Give back exactly the lines starting at the one with "OCR this image." and ending at the last line of the data below. Pictures are not part of the copy.

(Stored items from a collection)
========
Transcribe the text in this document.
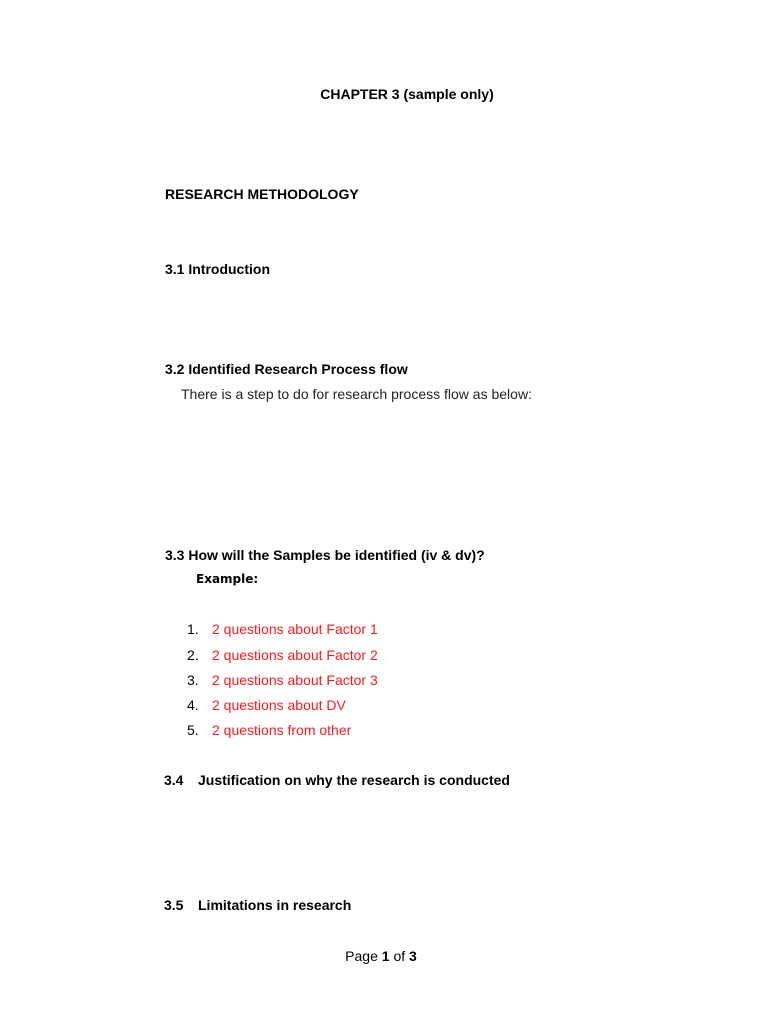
CHAPTER 3 (sample only)
RESEARCH METHODOLOGY
3.1 Introduction
3.2 Identified Research Process flow
There is a step to do for research process flow as below:
3.3 How will the Samples be identified (iv & dv)?
Example:
1. 2 questions about Factor 1
2. 2 questions about Factor 2
3. 2 questions about Factor 3
4. 2 questions about DV
5. 2 questions from other
3.4 Justification on why the research is conducted
3.5 Limitations in research
Page 1 of 3
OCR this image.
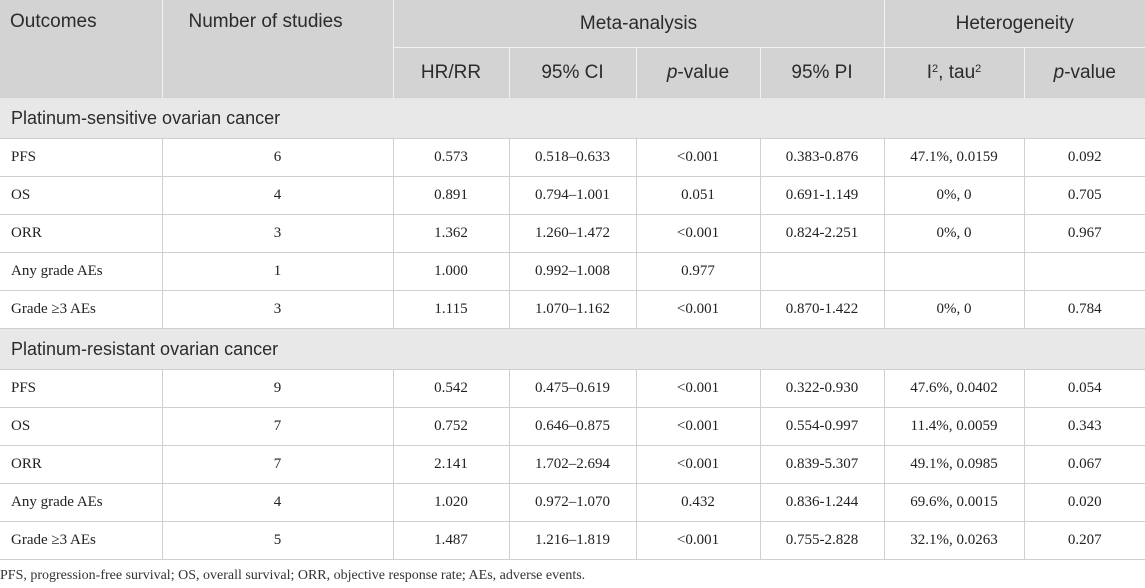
Outcomes	Number of studies	Meta-analysis				Heterogeneity	
		HR/RR	95% CI	p-value	95% PI	$I^2$, tau$^2$	p-value
Platinum-sensitive ovarian cancer							
PFS	6	0.573	0.518–0.633	<0.001	0.383-0.876	47.1%, 0.0159	0.092
OS	4	0.891	0.794–1.001	0.051	0.691-1.149	0%, 0	0.705
ORR	3	1.362	1.260–1.472	<0.001	0.824-2.251	0%, 0	0.967
Any grade AEs	1	1.000	0.992–1.008	0.977			
Grade ≥3 AEs	3	1.115	1.070–1.162	<0.001	0.870-1.422	0%, 0	0.784
Platinum-resistant ovarian cancer							
PFS	9	0.542	0.475–0.619	<0.001	0.322-0.930	47.6%, 0.0402	0.054
OS	7	0.752	0.646–0.875	<0.001	0.554-0.997	11.4%, 0.0059	0.343
ORR	7	2.141	1.702–2.694	<0.001	0.839-5.307	49.1%, 0.0985	0.067
Any grade AEs	4	1.020	0.972–1.070	0.432	0.836-1.244	69.6%, 0.0015	0.020
Grade ≥3 AEs	5	1.487	1.216–1.819	<0.001	0.755-2.828	32.1%, 0.0263	0.207
PFS, progression-free survival; OS, overall survival; ORR, objective response rate; AEs, adverse events.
========
Written response
OCR this image.
Outcomes	Number of studies	Meta-analysis				Heterogeneity	
		HR/RR	95% CI	p-value	95% PI	$I^2$, tau$^2$	p-value
Platinum-sensitive ovarian cancer							
PFS	6	0.573	0.518–0.633	<0.001	0.383-0.876	47.1%, 0.0159	0.092
OS	4	0.891	0.794–1.001	0.051	0.691-1.149	0%, 0	0.705
ORR	3	1.362	1.260–1.472	<0.001	0.824-2.251	0%, 0	0.967
Any grade AEs	1	1.000	0.992–1.008	0.977			
Grade ≥3 AEs	3	1.115	1.070–1.162	<0.001	0.870-1.422	0%, 0	0.784
Platinum-resistant ovarian cancer							
PFS	9	0.542	0.475–0.619	<0.001	0.322-0.930	47.6%, 0.0402	0.054
OS	7	0.752	0.646–0.875	<0.001	0.554-0.997	11.4%, 0.0059	0.343
ORR	7	2.141	1.702–2.694	<0.001	0.839-5.307	49.1%, 0.0985	0.067
Any grade AEs	4	1.020	0.972–1.070	0.432	0.836-1.244	69.6%, 0.0015	0.020
Grade ≥3 AEs	5	1.487	1.216–1.819	<0.001	0.755-2.828	32.1%, 0.0263	0.207
PFS, progression-free survival; OS, overall survival; ORR, objective response rate; AEs, adverse events.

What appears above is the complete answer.